▶ _Excerpt provided_:
((

Improve Model Target Web API authentication fidelity

[adamtheturtle]

Follow-up to #3191.

The Model Target Web API mock currently accepts any non-empty bearer token, and the OAuth token route only performs minimal request validation. Add verified fake tests against real Vuforia for representative OAuth and bearer-token failure cases, then update the mock to match the observed status codes and error response bodies where practical.

Acceptance criteria:

• Verified fake tests cover invalid/missing OAuth credentials and invalid bearer token cases.
• The mock returns Vuforia-like status codes and error bodies for those cases.
• Any remaining intentional auth differences are documented in docs/source/differences-to-vws.rst.

))

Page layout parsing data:
((

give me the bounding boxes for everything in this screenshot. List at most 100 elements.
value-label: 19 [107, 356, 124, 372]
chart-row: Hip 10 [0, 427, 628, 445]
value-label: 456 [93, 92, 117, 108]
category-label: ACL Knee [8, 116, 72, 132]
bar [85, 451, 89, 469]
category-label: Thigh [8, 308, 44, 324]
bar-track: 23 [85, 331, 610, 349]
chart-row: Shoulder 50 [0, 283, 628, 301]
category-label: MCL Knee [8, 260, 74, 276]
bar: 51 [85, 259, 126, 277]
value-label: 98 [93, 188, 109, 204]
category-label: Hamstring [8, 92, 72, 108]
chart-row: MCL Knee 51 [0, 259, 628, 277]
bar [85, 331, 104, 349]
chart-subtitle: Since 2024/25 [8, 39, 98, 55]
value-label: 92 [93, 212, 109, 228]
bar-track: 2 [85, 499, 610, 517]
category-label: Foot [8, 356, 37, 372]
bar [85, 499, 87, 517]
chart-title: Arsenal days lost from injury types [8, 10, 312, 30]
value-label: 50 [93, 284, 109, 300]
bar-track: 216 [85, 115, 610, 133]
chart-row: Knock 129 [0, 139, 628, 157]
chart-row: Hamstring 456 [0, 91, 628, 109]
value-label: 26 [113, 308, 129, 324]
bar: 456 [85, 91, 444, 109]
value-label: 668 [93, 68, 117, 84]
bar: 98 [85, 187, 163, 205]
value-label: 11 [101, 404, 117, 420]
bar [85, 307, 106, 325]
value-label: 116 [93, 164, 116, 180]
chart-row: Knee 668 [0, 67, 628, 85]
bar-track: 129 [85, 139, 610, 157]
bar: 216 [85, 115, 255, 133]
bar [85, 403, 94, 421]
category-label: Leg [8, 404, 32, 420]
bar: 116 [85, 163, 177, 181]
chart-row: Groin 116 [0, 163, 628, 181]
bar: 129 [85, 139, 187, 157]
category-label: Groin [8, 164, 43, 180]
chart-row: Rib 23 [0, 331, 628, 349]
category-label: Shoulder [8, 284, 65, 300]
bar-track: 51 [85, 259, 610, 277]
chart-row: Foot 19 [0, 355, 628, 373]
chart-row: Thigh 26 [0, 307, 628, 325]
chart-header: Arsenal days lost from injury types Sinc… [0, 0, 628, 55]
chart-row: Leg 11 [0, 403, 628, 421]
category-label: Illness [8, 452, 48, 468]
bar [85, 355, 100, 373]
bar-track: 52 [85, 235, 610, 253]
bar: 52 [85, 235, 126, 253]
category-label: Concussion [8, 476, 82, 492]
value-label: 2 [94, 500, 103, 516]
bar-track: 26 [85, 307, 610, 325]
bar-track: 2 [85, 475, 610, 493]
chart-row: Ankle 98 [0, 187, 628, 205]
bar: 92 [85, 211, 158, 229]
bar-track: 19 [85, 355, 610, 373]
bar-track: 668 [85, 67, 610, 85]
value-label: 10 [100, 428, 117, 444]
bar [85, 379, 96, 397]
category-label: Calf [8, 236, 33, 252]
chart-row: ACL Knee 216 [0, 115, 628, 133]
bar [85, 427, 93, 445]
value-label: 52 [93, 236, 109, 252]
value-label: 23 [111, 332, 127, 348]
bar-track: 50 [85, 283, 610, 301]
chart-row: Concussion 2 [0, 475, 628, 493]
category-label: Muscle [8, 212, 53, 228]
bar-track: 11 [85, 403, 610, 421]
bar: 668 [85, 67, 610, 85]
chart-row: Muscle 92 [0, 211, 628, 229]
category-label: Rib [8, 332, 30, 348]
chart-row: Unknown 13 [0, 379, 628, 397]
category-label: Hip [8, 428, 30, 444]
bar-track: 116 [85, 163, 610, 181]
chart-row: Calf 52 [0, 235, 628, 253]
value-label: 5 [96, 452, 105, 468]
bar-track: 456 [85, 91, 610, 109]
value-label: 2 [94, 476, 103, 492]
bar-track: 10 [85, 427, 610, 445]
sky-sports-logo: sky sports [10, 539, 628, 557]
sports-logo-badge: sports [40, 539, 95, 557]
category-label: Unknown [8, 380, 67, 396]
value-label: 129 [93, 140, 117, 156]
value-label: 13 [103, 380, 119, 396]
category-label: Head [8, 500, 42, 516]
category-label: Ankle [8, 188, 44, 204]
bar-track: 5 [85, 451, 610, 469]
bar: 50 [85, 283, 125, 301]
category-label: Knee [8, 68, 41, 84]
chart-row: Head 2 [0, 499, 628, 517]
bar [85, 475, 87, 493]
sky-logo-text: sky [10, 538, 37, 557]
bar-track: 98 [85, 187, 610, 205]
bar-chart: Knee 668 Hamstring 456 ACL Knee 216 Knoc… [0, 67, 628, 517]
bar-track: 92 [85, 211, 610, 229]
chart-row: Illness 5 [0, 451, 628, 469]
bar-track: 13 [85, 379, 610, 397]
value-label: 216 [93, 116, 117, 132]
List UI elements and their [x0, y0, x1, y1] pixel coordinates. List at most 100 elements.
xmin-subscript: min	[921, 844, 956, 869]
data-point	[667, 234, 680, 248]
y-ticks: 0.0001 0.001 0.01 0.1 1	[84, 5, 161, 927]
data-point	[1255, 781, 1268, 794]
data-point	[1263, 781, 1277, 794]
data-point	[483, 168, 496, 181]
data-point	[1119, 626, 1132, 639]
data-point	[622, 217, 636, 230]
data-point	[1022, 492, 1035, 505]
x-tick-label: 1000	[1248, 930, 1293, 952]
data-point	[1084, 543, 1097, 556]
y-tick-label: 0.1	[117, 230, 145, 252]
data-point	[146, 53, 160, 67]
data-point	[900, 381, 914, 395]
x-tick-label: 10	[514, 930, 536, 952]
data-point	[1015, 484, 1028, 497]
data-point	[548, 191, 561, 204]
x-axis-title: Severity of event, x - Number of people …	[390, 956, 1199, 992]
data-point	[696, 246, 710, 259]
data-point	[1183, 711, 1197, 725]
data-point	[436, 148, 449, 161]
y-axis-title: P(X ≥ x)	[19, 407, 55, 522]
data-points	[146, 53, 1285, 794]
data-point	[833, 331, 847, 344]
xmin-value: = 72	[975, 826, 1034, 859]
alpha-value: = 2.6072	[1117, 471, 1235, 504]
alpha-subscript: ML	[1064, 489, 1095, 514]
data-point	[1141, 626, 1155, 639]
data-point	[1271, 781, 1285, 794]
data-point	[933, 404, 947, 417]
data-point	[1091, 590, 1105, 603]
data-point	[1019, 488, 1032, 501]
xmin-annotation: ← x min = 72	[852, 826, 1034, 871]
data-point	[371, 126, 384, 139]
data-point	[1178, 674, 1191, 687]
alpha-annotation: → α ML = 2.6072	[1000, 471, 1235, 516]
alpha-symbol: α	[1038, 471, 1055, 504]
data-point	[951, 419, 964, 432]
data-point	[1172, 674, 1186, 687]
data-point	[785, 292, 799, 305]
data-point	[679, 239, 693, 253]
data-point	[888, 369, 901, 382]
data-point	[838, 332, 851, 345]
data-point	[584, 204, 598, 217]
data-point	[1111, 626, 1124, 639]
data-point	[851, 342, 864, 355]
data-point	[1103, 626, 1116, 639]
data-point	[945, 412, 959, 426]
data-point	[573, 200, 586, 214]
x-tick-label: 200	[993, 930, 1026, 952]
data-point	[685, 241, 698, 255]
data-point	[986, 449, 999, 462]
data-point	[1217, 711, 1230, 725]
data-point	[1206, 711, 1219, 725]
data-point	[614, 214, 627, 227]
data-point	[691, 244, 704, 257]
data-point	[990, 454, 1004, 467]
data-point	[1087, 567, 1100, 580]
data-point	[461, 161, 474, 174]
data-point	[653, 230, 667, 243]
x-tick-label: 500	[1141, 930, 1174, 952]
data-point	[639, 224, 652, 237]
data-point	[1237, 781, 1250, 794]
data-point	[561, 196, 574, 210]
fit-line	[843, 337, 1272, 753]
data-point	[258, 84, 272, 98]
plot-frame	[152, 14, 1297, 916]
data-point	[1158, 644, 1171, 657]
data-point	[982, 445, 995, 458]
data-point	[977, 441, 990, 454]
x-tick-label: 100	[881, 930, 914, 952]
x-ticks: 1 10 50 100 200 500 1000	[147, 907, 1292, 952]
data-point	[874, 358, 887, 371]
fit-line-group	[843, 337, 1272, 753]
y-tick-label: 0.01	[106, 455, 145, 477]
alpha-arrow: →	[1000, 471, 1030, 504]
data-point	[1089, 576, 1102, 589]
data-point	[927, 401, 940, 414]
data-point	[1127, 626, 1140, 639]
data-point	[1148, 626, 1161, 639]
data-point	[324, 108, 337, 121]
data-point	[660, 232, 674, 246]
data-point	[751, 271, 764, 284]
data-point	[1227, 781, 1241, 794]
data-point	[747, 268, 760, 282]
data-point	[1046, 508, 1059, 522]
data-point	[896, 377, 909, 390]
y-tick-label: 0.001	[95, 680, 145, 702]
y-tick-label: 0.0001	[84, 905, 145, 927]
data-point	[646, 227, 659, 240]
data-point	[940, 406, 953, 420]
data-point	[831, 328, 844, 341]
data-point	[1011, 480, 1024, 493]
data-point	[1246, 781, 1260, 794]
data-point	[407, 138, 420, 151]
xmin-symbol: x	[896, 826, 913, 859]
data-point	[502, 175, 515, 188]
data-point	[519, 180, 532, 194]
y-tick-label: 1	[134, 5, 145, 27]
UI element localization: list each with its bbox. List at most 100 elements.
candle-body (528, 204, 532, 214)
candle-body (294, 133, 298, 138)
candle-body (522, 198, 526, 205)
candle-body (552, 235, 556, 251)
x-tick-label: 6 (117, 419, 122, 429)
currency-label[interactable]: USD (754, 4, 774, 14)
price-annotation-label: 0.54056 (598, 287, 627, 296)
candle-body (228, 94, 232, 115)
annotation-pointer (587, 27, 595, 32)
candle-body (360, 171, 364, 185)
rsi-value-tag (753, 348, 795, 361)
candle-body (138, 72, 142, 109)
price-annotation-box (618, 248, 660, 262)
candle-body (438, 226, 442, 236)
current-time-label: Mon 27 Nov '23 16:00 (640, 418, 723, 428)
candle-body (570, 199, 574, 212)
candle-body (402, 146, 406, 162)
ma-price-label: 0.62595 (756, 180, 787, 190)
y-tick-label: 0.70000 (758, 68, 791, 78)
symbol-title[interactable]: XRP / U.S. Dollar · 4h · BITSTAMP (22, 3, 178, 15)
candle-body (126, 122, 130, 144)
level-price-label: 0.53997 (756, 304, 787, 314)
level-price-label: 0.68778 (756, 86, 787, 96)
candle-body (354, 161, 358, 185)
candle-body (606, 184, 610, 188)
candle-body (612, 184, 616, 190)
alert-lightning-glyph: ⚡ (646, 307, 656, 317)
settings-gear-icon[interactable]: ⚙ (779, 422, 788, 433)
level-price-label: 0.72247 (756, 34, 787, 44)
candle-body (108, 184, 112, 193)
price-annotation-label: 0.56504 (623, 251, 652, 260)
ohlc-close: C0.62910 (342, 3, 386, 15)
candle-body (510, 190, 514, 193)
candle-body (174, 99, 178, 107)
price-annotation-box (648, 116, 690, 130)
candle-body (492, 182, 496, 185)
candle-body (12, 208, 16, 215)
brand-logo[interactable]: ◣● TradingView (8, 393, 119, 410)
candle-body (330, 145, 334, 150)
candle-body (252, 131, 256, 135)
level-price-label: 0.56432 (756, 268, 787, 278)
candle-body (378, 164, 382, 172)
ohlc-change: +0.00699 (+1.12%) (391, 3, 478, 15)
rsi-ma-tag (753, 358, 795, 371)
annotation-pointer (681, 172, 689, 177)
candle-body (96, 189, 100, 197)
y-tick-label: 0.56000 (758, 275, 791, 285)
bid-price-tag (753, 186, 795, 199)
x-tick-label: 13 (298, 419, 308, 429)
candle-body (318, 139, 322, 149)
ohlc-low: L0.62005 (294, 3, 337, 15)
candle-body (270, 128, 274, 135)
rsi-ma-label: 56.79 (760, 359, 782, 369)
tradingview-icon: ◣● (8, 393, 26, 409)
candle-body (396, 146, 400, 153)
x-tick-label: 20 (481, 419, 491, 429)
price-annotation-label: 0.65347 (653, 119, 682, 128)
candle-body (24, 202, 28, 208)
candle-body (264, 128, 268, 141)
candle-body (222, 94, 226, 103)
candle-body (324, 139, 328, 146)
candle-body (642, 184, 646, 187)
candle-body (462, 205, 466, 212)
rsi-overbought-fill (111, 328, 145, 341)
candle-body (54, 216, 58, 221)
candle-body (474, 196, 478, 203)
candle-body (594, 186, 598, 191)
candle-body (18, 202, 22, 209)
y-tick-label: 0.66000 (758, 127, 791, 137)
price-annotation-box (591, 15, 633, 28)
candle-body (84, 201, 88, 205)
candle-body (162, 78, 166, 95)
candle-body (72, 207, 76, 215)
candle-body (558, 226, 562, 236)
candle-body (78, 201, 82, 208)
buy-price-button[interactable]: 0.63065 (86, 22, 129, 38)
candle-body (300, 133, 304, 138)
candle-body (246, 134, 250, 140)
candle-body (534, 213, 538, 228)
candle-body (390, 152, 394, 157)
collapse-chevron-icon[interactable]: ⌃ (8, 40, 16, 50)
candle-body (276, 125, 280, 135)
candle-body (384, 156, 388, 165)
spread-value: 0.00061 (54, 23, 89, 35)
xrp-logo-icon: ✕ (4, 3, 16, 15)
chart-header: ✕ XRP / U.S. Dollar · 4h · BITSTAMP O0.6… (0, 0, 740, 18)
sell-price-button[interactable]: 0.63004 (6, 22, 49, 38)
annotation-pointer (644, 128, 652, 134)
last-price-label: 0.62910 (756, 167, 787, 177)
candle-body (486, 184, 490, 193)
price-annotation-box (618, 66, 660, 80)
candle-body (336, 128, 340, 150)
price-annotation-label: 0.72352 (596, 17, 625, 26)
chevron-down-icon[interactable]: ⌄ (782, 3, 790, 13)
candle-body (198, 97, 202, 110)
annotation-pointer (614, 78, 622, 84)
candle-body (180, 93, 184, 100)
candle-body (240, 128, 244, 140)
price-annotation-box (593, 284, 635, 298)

))

▶ _Actions to take_:
1. In the Model Target Web API authentication issue, which file should document any remaining intentional auth differences?
2. Pick up the Model Target Web API authentication issue after its final line and keep writing.

▶ _Answers given_:
1. docs/source/differences-to-vws.rst

2.
[adamtheturtle]

Additional clarification after #3191: the current tests/mock_vws/test_model_target_web_api.py::TestMockErrors coverage includes mock-only authentication/OAuth cases that were added as a pragmatic CI coverage fix. The long-term outcome for this issue should be that externally observable auth behavior is covered by verified fake tests against real Vuforia, not left mock-only unless there is a documented reason real Vuforia cannot be used.

Please include an audit of the auth-related mock-only tests and either convert them to verified fake tests, replace them with verified fake equivalents, or document why a case must remain mock-only.